» **JOB**
Copy each line containing the word "Solomons" from the records that follow, please.

--- start of INFORMATION SHOWN ---

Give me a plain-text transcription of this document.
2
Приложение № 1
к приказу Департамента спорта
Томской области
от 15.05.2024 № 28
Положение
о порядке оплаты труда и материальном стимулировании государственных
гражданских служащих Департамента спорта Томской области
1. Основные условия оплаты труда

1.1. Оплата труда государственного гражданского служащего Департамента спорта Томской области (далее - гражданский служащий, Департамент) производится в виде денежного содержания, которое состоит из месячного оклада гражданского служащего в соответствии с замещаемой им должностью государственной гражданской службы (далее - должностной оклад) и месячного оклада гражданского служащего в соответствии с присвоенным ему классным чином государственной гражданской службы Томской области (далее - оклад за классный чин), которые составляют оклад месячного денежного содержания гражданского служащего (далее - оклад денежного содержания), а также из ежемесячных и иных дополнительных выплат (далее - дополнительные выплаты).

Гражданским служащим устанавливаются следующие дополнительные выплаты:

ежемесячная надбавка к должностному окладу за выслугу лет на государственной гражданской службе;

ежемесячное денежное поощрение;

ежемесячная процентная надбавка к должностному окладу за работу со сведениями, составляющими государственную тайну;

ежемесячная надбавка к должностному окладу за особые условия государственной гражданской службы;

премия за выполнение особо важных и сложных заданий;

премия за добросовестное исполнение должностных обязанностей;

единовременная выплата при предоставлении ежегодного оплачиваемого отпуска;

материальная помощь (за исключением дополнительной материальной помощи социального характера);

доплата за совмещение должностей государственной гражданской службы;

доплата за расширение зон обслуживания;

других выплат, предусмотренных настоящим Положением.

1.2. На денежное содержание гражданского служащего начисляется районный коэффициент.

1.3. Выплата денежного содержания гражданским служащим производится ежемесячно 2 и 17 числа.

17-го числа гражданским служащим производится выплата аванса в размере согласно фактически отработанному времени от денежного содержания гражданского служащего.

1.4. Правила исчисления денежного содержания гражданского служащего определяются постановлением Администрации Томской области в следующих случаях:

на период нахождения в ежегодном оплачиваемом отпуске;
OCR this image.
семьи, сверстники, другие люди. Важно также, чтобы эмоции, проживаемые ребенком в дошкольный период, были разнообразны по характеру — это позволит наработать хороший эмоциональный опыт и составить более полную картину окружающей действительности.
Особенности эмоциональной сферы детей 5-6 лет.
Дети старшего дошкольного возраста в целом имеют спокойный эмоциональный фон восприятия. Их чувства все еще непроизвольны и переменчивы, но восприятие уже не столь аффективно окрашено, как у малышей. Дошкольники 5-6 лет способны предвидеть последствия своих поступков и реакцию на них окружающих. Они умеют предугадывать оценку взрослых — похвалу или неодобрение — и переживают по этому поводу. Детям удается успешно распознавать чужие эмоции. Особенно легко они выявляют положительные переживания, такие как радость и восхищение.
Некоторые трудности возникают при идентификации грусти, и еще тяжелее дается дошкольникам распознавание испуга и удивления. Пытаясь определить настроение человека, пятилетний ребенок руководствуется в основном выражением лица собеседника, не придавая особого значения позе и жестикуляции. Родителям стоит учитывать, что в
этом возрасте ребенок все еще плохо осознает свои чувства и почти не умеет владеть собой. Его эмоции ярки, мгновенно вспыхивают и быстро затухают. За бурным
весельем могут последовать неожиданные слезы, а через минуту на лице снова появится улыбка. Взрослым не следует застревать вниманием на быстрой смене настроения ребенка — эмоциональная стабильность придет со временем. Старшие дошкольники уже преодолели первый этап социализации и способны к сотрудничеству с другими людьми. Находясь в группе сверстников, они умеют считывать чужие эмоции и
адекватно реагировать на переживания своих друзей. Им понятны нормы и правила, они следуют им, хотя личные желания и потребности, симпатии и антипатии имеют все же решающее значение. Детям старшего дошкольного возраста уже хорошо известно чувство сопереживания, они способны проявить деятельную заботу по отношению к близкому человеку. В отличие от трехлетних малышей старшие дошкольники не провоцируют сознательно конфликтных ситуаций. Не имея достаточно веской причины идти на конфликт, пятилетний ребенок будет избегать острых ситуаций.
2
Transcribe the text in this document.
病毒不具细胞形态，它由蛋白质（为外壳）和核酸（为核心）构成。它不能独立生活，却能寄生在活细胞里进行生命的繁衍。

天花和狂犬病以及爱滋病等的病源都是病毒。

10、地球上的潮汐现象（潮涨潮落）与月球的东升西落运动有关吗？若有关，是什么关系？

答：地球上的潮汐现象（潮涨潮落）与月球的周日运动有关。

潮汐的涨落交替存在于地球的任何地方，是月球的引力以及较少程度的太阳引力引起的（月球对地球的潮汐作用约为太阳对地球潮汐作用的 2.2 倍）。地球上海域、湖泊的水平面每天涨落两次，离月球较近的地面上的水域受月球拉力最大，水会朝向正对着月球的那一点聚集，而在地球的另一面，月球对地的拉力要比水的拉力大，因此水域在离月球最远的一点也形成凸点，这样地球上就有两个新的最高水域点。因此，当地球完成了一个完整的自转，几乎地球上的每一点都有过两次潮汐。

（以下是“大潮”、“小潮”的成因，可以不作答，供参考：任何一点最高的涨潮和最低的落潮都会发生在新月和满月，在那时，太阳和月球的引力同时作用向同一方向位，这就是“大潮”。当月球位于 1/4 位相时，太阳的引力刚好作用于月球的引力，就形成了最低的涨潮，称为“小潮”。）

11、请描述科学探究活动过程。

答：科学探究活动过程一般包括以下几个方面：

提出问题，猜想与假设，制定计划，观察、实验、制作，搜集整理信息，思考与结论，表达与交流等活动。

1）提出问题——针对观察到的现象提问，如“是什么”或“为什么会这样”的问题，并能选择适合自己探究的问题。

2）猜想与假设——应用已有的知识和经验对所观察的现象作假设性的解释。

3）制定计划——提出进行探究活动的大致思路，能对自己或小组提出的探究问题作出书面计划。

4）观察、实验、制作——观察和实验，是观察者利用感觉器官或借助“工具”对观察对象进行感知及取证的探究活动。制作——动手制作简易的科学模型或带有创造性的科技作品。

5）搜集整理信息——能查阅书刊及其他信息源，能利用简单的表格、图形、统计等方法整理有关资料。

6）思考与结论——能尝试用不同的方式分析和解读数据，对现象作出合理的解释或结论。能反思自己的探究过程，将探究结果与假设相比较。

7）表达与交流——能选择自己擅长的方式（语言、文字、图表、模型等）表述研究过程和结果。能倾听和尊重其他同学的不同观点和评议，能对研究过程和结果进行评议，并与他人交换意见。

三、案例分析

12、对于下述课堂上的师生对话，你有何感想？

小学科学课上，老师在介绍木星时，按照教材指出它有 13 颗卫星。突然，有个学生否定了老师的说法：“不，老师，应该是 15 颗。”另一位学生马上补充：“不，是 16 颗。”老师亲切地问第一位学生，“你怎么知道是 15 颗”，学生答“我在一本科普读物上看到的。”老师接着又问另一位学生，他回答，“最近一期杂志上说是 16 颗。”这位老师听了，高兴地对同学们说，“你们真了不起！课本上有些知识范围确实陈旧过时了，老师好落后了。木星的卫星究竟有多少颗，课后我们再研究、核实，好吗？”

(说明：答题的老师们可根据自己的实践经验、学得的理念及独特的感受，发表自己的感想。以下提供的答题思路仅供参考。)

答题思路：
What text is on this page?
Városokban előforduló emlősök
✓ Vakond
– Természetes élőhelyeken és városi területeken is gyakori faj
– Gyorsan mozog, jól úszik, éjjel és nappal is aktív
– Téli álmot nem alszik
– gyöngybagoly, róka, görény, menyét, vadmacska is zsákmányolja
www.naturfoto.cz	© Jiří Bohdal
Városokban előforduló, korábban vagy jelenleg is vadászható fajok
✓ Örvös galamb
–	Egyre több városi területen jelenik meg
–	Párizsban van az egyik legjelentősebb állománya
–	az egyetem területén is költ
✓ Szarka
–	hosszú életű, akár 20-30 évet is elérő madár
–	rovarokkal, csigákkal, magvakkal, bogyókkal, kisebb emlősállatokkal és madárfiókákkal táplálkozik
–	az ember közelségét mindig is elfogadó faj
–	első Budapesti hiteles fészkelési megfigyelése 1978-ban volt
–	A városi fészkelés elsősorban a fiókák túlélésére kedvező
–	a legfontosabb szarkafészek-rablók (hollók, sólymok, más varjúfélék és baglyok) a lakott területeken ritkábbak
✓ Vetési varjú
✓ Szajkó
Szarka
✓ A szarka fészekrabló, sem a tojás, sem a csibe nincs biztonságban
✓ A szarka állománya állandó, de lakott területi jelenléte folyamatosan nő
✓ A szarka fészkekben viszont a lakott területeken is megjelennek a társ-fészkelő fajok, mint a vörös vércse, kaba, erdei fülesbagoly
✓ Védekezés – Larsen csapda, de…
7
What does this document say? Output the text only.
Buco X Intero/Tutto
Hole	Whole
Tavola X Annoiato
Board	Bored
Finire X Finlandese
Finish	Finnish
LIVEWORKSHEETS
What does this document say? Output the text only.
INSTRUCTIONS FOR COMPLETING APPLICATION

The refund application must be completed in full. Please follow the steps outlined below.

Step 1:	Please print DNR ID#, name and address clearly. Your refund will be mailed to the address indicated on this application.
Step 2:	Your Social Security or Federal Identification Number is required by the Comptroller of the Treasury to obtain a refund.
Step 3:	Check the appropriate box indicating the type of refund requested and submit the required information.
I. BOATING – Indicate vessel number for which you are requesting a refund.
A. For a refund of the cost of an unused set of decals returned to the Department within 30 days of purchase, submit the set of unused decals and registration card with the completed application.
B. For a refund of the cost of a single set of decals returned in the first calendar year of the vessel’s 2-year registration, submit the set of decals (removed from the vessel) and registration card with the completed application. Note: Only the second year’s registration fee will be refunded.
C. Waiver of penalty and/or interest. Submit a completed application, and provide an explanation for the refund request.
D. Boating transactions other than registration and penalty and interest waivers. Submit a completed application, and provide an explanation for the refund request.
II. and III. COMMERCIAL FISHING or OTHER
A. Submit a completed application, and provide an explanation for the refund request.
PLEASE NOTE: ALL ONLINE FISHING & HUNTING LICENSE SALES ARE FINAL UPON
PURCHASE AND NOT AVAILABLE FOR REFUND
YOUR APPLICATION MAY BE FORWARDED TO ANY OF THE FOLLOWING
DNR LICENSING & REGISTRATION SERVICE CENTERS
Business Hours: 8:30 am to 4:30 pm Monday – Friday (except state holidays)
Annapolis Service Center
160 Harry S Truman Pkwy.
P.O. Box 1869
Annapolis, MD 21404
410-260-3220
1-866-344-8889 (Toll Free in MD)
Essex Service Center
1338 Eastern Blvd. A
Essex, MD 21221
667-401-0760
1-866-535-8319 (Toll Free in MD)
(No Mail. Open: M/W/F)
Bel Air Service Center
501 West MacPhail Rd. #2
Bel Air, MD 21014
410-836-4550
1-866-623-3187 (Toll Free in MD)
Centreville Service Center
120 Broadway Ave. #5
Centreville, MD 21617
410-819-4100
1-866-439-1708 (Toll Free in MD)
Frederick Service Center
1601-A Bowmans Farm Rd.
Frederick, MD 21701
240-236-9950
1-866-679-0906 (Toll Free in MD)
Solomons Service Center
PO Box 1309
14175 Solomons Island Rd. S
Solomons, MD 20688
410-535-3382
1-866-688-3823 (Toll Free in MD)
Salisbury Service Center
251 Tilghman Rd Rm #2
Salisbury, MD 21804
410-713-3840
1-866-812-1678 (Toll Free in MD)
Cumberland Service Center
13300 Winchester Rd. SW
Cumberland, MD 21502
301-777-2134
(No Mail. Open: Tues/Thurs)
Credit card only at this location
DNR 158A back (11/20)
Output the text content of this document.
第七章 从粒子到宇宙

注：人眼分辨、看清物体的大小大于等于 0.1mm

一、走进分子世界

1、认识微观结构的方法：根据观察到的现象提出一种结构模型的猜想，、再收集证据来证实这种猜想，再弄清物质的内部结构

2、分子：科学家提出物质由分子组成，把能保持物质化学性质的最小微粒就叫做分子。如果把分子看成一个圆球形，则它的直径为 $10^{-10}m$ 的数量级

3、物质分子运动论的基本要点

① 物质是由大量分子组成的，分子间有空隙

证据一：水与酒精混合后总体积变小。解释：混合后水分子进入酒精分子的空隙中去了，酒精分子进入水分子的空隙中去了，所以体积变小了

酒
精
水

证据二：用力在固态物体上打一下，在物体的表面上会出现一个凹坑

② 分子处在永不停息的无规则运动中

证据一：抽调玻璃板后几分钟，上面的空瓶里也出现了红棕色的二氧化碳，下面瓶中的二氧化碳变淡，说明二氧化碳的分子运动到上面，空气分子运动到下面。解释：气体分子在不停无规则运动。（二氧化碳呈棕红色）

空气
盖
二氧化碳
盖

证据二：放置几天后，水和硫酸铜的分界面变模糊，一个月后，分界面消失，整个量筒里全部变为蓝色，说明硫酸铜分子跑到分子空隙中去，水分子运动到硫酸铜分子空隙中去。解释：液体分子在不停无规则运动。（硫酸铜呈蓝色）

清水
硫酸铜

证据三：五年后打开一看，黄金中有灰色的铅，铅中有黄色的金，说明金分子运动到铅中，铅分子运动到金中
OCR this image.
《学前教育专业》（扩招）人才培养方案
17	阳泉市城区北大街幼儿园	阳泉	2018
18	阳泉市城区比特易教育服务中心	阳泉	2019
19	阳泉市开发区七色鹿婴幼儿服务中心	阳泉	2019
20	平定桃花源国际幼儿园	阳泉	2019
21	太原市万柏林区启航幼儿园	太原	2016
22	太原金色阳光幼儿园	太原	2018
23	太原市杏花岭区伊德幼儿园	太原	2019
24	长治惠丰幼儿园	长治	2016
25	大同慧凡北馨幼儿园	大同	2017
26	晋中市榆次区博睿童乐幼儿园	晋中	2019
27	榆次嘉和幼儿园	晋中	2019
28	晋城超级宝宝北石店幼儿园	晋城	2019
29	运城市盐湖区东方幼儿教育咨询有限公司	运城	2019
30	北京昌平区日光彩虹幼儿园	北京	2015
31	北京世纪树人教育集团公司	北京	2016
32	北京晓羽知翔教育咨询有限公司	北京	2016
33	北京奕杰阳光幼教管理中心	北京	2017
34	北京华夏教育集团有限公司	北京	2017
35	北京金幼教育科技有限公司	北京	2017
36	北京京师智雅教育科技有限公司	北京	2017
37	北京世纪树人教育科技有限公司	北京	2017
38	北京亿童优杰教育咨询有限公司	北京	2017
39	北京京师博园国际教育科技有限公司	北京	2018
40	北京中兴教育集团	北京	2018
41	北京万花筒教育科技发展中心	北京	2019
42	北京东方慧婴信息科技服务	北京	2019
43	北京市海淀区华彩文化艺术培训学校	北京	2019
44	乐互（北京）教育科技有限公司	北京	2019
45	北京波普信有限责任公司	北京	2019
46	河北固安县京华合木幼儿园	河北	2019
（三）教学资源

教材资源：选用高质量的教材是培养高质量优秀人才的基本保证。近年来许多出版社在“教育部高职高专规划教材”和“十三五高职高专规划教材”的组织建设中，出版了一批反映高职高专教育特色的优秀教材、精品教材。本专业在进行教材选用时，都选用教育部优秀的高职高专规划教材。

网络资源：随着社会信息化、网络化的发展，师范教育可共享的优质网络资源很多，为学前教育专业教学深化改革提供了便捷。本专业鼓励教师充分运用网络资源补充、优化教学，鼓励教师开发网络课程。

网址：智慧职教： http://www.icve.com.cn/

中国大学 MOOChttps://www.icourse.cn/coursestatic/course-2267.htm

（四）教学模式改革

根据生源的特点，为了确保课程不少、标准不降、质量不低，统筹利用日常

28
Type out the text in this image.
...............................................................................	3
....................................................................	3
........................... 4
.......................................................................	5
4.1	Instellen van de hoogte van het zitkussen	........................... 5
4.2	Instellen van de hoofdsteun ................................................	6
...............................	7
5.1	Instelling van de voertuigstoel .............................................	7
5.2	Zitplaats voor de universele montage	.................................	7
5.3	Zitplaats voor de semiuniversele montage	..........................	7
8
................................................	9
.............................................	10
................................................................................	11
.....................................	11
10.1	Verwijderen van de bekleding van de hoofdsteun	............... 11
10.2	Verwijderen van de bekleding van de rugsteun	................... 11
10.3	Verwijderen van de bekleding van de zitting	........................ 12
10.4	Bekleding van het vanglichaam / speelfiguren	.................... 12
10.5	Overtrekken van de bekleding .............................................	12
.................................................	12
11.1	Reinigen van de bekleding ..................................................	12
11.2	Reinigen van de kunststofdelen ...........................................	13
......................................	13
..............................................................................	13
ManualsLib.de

--- end of INFORMATION SHOWN ---

» **CORRECT RESPONSE**
Solomons Service Center
14175 Solomons Island Rd. S
Solomons, MD 20688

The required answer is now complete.